▶ [TASK DESCRIPTION] Go through the entries below and copy each line containing the word "Wave".

Rows from a figure dataset
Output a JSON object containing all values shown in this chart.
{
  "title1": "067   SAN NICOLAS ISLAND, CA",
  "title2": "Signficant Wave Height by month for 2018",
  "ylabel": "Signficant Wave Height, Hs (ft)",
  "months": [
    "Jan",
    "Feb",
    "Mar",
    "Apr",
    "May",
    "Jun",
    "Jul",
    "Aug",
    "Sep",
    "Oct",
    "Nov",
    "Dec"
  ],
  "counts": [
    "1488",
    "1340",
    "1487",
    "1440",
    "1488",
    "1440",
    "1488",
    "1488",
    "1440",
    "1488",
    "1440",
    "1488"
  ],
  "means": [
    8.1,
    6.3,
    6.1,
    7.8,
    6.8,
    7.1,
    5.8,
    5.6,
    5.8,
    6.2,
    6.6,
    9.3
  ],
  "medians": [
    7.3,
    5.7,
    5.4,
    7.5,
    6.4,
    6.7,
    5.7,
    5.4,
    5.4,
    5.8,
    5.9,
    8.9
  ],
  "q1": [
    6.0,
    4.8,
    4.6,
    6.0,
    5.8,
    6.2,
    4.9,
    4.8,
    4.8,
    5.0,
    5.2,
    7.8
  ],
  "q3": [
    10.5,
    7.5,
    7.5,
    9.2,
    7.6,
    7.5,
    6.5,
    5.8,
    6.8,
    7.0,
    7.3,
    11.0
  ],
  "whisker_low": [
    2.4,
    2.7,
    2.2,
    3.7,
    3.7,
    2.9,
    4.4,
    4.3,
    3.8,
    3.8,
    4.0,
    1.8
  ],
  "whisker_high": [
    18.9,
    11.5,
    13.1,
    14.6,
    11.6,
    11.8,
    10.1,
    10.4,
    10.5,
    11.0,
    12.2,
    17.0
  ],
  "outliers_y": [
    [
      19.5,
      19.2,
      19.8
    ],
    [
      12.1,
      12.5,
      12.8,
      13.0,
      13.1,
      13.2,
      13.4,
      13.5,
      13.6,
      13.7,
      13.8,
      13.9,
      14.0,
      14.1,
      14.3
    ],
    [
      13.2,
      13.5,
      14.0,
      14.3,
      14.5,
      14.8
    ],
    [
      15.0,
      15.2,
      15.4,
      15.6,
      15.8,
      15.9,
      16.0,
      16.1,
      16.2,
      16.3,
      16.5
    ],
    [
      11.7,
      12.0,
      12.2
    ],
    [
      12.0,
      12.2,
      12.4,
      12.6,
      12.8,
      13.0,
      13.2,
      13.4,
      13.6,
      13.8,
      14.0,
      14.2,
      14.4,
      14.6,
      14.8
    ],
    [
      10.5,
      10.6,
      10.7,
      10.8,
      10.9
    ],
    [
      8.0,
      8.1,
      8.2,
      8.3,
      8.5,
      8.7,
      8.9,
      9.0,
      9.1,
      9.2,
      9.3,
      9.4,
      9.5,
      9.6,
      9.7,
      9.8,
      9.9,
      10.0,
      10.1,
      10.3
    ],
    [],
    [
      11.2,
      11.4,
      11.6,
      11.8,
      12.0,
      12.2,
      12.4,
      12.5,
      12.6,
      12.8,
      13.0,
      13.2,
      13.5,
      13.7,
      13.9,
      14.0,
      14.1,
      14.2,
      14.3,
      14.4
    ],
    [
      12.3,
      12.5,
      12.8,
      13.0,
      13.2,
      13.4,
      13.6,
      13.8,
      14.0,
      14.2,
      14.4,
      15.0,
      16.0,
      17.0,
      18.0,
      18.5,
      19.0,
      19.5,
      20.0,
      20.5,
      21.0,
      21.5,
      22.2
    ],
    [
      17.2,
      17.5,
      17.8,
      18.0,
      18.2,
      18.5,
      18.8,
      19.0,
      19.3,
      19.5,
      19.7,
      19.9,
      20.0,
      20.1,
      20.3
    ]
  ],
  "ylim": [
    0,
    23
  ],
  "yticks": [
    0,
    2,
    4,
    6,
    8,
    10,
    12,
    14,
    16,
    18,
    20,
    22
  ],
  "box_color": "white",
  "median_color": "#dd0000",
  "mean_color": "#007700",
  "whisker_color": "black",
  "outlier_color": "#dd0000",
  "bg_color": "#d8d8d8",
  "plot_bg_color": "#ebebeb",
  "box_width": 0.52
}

▶ [SOLUTION FOR THIS TASK]
  "title2": "Signficant Wave Height by month for 2018",
  "ylabel": "Signficant Wave Height, Hs (ft)",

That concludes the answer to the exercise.